(Stored data entries)
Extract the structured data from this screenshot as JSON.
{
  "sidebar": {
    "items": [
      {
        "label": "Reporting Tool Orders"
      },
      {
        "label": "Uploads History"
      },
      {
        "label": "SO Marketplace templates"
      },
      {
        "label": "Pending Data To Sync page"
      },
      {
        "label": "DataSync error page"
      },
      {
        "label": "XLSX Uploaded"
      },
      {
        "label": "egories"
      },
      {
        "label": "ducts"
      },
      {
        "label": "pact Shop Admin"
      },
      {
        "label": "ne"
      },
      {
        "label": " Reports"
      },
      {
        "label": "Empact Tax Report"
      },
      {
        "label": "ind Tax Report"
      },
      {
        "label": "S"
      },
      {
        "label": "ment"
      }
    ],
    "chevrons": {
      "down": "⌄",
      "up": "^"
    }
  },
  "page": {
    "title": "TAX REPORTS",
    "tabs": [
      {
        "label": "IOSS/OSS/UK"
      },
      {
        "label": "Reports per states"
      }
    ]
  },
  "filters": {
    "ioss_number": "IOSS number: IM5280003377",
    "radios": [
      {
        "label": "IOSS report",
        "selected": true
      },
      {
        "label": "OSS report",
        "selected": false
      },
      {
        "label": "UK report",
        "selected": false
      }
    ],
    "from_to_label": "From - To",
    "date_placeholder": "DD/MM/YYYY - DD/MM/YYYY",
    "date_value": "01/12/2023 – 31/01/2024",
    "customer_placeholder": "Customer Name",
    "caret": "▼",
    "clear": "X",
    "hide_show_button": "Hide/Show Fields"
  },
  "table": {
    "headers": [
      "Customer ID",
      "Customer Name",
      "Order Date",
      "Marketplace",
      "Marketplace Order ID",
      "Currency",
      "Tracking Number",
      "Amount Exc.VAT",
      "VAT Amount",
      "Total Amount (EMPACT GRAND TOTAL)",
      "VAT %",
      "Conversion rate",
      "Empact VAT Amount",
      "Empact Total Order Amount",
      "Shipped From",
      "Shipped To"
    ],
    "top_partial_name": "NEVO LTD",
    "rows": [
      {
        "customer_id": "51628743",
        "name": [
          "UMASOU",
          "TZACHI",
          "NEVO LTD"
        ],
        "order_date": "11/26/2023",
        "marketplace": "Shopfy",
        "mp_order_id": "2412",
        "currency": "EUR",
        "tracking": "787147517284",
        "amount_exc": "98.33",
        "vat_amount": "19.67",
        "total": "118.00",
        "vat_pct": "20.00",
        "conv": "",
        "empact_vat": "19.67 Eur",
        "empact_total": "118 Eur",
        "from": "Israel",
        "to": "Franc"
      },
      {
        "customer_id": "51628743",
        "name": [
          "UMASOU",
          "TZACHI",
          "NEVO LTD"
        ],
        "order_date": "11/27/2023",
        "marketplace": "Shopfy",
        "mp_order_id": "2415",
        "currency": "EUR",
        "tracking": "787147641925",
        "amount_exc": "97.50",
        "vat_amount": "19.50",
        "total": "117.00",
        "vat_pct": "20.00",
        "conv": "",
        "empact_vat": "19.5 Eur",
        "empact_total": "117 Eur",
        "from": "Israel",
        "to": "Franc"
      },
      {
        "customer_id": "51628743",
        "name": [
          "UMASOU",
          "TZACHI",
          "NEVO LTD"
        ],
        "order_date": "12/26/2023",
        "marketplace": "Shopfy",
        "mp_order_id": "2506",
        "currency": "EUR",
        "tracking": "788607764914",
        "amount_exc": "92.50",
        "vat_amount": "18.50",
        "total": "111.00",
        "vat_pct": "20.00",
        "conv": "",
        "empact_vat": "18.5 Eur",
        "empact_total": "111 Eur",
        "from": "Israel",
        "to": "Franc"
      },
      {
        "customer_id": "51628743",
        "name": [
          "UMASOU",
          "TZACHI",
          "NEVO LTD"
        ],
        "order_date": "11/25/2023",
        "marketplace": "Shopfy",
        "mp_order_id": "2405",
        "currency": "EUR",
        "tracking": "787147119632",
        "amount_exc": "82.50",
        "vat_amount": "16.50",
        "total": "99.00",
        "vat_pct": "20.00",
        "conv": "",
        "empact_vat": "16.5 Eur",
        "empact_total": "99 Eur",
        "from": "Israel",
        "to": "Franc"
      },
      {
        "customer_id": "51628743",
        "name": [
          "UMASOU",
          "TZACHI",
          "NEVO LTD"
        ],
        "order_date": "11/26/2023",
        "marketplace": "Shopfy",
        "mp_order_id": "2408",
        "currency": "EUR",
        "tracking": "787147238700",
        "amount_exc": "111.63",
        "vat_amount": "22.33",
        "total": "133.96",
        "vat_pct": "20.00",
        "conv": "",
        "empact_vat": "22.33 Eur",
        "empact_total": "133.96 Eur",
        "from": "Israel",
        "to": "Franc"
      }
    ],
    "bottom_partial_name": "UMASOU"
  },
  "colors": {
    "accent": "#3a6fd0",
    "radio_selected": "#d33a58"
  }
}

- CHALLENGE
Reproduce every record above exactly as it appears.

- THE RESULT
Extract the structured data from this screenshot as JSON.
{
  "sidebar": {
    "items": [
      {
        "label": "Reporting Tool Orders"
      },
      {
        "label": "Uploads History"
      },
      {
        "label": "SO Marketplace templates"
      },
      {
        "label": "Pending Data To Sync page"
      },
      {
        "label": "DataSync error page"
      },
      {
        "label": "XLSX Uploaded"
      },
      {
        "label": "egories"
      },
      {
        "label": "ducts"
      },
      {
        "label": "pact Shop Admin"
      },
      {
        "label": "ne"
      },
      {
        "label": " Reports"
      },
      {
        "label": "Empact Tax Report"
      },
      {
        "label": "ind Tax Report"
      },
      {
        "label": "S"
      },
      {
        "label": "ment"
      }
    ],
    "chevrons": {
      "down": "⌄",
      "up": "^"
    }
  },
  "page": {
    "title": "TAX REPORTS",
    "tabs": [
      {
        "label": "IOSS/OSS/UK"
      },
      {
        "label": "Reports per states"
      }
    ]
  },
  "filters": {
    "ioss_number": "IOSS number: IM5280003377",
    "radios": [
      {
        "label": "IOSS report",
        "selected": true
      },
      {
        "label": "OSS report",
        "selected": false
      },
      {
        "label": "UK report",
        "selected": false
      }
    ],
    "from_to_label": "From - To",
    "date_placeholder": "DD/MM/YYYY - DD/MM/YYYY",
    "date_value": "01/12/2023 – 31/01/2024",
    "customer_placeholder": "Customer Name",
    "caret": "▼",
    "clear": "X",
    "hide_show_button": "Hide/Show Fields"
  },
  "table": {
    "headers": [
      "Customer ID",
      "Customer Name",
      "Order Date",
      "Marketplace",
      "Marketplace Order ID",
      "Currency",
      "Tracking Number",
      "Amount Exc.VAT",
      "VAT Amount",
      "Total Amount (EMPACT GRAND TOTAL)",
      "VAT %",
      "Conversion rate",
      "Empact VAT Amount",
      "Empact Total Order Amount",
      "Shipped From",
      "Shipped To"
    ],
    "top_partial_name": "NEVO LTD",
    "rows": [
      {
        "customer_id": "51628743",
        "name": [
          "UMASOU",
          "TZACHI",
          "NEVO LTD"
        ],
        "order_date": "11/26/2023",
        "marketplace": "Shopfy",
        "mp_order_id": "2412",
        "currency": "EUR",
        "tracking": "787147517284",
        "amount_exc": "98.33",
        "vat_amount": "19.67",
        "total": "118.00",
        "vat_pct": "20.00",
        "conv": "",
        "empact_vat": "19.67 Eur",
        "empact_total": "118 Eur",
        "from": "Israel",
        "to": "Franc"
      },
      {
        "customer_id": "51628743",
        "name": [
          "UMASOU",
          "TZACHI",
          "NEVO LTD"
        ],
        "order_date": "11/27/2023",
        "marketplace": "Shopfy",
        "mp_order_id": "2415",
        "currency": "EUR",
        "tracking": "787147641925",
        "amount_exc": "97.50",
        "vat_amount": "19.50",
        "total": "117.00",
        "vat_pct": "20.00",
        "conv": "",
        "empact_vat": "19.5 Eur",
        "empact_total": "117 Eur",
        "from": "Israel",
        "to": "Franc"
      },
      {
        "customer_id": "51628743",
        "name": [
          "UMASOU",
          "TZACHI",
          "NEVO LTD"
        ],
        "order_date": "12/26/2023",
        "marketplace": "Shopfy",
        "mp_order_id": "2506",
        "currency": "EUR",
        "tracking": "788607764914",
        "amount_exc": "92.50",
        "vat_amount": "18.50",
        "total": "111.00",
        "vat_pct": "20.00",
        "conv": "",
        "empact_vat": "18.5 Eur",
        "empact_total": "111 Eur",
        "from": "Israel",
        "to": "Franc"
      },
      {
        "customer_id": "51628743",
        "name": [
          "UMASOU",
          "TZACHI",
          "NEVO LTD"
        ],
        "order_date": "11/25/2023",
        "marketplace": "Shopfy",
        "mp_order_id": "2405",
        "currency": "EUR",
        "tracking": "787147119632",
        "amount_exc": "82.50",
        "vat_amount": "16.50",
        "total": "99.00",
        "vat_pct": "20.00",
        "conv": "",
        "empact_vat": "16.5 Eur",
        "empact_total": "99 Eur",
        "from": "Israel",
        "to": "Franc"
      },
      {
        "customer_id": "51628743",
        "name": [
          "UMASOU",
          "TZACHI",
          "NEVO LTD"
        ],
        "order_date": "11/26/2023",
        "marketplace": "Shopfy",
        "mp_order_id": "2408",
        "currency": "EUR",
        "tracking": "787147238700",
        "amount_exc": "111.63",
        "vat_amount": "22.33",
        "total": "133.96",
        "vat_pct": "20.00",
        "conv": "",
        "empact_vat": "22.33 Eur",
        "empact_total": "133.96 Eur",
        "from": "Israel",
        "to": "Franc"
      }
    ],
    "bottom_partial_name": "UMASOU"
  },
  "colors": {
    "accent": "#3a6fd0",
    "radio_selected": "#d33a58"
  }
}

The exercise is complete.